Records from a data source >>
##########

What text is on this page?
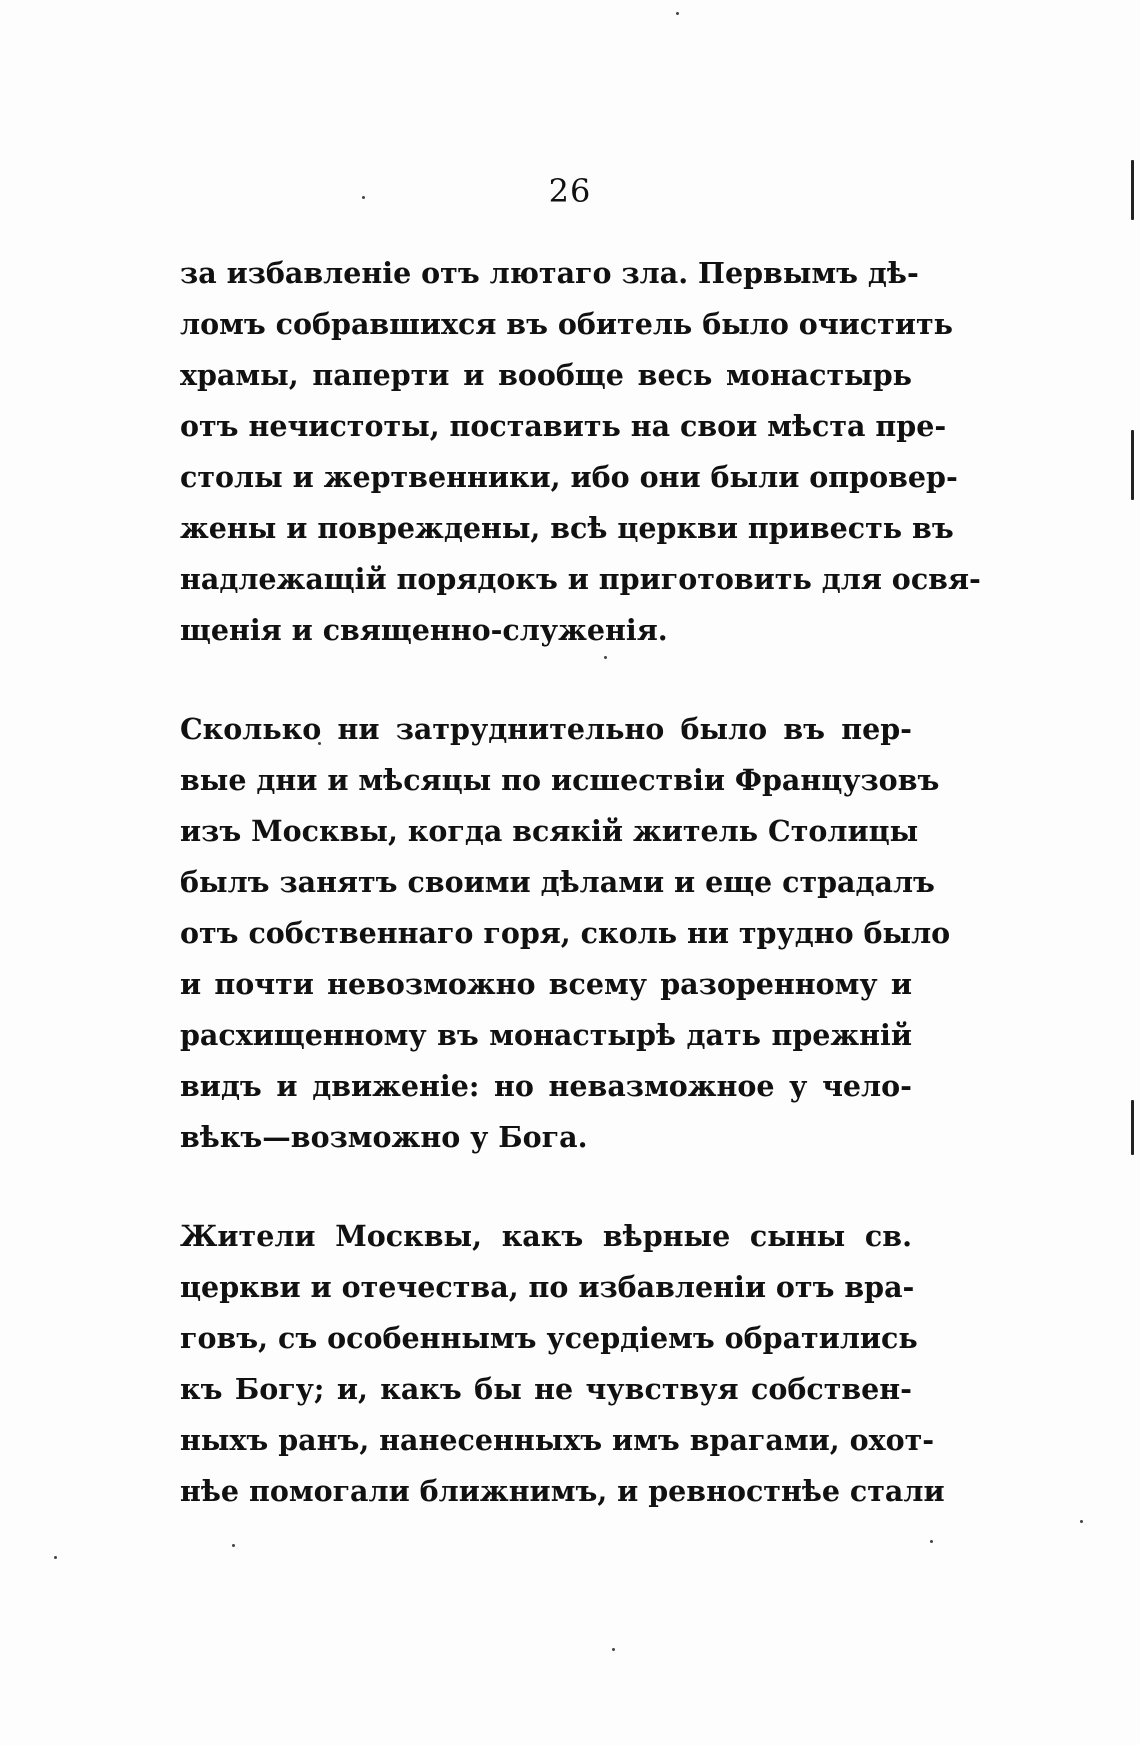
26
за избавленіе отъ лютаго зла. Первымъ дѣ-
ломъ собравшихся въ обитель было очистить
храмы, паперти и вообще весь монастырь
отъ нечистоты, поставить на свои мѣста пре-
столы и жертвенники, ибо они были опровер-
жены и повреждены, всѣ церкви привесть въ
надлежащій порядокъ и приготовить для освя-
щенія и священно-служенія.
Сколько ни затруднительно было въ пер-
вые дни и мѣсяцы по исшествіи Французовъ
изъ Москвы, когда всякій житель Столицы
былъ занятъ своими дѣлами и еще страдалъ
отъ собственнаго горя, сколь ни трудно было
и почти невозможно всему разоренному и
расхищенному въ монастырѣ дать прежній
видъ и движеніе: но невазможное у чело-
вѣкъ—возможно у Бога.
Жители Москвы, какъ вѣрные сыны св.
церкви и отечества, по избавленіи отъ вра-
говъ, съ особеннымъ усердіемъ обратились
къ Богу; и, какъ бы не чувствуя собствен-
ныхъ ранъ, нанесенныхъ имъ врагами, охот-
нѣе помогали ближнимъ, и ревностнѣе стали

##########

DO THIS >> Print all of the entries word for word. Omit the pictures they contain.

FINISHED TASK >>
What text is on this page?
26
за избавленіе отъ лютаго зла. Первымъ дѣ-
ломъ собравшихся въ обитель было очистить
храмы, паперти и вообще весь монастырь
отъ нечистоты, поставить на свои мѣста пре-
столы и жертвенники, ибо они были опровер-
жены и повреждены, всѣ церкви привесть въ
надлежащій порядокъ и приготовить для освя-
щенія и священно-служенія.
Сколько ни затруднительно было въ пер-
вые дни и мѣсяцы по исшествіи Французовъ
изъ Москвы, когда всякій житель Столицы
былъ занятъ своими дѣлами и еще страдалъ
отъ собственнаго горя, сколь ни трудно было
и почти невозможно всему разоренному и
расхищенному въ монастырѣ дать прежній
видъ и движеніе: но невазможное у чело-
вѣкъ—возможно у Бога.
Жители Москвы, какъ вѣрные сыны св.
церкви и отечества, по избавленіи отъ вра-
говъ, съ особеннымъ усердіемъ обратились
къ Богу; и, какъ бы не чувствуя собствен-
ныхъ ранъ, нанесенныхъ имъ врагами, охот-
нѣе помогали ближнимъ, и ревностнѣе стали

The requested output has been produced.